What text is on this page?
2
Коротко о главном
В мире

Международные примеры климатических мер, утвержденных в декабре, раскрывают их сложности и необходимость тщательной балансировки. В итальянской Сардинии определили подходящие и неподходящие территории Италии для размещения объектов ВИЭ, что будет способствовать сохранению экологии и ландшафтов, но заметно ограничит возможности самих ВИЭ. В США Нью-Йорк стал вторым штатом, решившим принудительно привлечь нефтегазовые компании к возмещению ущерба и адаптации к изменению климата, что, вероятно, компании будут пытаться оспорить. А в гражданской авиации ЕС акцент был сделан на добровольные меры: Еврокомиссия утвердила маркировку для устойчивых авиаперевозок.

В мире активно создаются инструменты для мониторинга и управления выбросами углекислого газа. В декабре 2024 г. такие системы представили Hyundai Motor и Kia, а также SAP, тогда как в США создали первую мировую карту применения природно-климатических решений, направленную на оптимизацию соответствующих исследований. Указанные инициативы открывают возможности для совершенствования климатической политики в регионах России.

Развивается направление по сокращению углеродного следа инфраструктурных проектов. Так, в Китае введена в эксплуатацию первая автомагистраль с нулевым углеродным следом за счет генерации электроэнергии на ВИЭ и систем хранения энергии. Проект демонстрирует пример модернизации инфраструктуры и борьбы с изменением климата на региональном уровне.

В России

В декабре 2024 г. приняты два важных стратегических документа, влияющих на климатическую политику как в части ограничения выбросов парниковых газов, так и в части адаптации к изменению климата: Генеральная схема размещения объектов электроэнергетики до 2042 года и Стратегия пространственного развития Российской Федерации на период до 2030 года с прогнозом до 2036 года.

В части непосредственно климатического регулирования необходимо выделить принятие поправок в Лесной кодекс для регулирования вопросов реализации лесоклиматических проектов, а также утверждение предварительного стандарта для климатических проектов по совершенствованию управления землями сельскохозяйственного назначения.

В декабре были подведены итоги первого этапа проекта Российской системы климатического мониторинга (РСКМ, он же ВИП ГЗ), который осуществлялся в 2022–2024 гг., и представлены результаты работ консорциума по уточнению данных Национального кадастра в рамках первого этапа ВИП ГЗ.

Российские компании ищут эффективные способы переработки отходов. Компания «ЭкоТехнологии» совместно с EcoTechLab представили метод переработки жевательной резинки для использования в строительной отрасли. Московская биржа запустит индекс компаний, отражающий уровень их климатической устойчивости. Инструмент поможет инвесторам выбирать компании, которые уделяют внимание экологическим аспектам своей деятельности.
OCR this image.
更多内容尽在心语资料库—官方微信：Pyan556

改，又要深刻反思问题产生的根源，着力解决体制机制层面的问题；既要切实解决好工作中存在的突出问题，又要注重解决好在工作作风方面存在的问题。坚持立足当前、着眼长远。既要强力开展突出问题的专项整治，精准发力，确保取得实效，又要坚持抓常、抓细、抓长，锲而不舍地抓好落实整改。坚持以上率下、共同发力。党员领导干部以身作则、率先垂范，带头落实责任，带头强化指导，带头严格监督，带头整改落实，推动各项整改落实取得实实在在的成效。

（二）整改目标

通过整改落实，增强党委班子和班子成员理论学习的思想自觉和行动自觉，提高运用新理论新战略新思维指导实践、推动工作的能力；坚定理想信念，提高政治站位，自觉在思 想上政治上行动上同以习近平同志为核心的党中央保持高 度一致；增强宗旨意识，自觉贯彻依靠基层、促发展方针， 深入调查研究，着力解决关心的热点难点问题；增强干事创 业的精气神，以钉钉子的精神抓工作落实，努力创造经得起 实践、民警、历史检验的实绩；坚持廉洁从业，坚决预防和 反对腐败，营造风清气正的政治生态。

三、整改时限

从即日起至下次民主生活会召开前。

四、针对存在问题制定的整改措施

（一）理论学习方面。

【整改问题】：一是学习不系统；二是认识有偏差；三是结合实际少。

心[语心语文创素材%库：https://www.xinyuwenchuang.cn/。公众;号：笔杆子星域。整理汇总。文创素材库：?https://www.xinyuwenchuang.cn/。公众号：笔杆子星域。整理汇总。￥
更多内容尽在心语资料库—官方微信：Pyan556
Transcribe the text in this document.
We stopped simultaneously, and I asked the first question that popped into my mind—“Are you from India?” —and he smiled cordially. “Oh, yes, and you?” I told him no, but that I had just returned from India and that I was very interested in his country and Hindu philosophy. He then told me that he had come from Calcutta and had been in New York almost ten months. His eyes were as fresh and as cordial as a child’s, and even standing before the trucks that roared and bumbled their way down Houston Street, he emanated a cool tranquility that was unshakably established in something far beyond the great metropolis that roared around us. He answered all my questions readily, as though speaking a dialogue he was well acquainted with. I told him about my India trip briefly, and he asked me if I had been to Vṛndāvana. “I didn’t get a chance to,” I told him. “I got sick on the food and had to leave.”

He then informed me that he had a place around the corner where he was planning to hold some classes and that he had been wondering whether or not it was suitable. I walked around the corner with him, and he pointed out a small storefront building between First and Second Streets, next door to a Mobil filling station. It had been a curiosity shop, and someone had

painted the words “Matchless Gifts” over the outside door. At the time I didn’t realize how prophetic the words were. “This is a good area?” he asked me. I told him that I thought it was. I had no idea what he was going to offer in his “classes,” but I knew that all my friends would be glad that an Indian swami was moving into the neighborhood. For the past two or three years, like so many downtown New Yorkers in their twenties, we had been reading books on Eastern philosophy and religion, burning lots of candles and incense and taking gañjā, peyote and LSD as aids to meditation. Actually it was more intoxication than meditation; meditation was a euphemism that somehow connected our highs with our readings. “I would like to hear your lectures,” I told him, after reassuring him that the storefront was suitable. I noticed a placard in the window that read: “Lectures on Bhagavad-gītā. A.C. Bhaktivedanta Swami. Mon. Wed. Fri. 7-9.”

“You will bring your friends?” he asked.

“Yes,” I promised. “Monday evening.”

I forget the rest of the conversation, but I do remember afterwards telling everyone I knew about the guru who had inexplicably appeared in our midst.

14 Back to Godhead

THE PROBLEM:
Copy out every line holding the string "text".

SOLUTION:
What text is on this page?
Transcribe the text in this document.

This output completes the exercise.